Material supplied:
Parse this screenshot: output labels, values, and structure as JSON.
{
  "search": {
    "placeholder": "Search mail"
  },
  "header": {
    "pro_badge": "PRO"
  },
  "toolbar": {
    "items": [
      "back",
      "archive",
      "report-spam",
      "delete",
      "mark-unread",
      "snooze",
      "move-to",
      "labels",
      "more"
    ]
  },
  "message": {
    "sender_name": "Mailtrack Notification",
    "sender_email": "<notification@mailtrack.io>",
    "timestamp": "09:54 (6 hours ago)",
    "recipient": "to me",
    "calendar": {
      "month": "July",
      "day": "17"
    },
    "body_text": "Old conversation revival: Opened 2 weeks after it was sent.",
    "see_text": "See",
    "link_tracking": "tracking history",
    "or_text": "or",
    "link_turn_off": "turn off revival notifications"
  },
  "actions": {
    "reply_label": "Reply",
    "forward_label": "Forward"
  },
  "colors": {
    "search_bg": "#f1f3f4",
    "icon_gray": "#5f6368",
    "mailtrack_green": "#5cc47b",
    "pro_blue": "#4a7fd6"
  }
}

To be done: Return each line of the data exactly as written above.

Task response:
Parse this screenshot: output labels, values, and structure as JSON.
{
  "search": {
    "placeholder": "Search mail"
  },
  "header": {
    "pro_badge": "PRO"
  },
  "toolbar": {
    "items": [
      "back",
      "archive",
      "report-spam",
      "delete",
      "mark-unread",
      "snooze",
      "move-to",
      "labels",
      "more"
    ]
  },
  "message": {
    "sender_name": "Mailtrack Notification",
    "sender_email": "<notification@mailtrack.io>",
    "timestamp": "09:54 (6 hours ago)",
    "recipient": "to me",
    "calendar": {
      "month": "July",
      "day": "17"
    },
    "body_text": "Old conversation revival: Opened 2 weeks after it was sent.",
    "see_text": "See",
    "link_tracking": "tracking history",
    "or_text": "or",
    "link_turn_off": "turn off revival notifications"
  },
  "actions": {
    "reply_label": "Reply",
    "forward_label": "Forward"
  },
  "colors": {
    "search_bg": "#f1f3f4",
    "icon_gray": "#5f6368",
    "mailtrack_green": "#5cc47b",
    "pro_blue": "#4a7fd6"
  }
}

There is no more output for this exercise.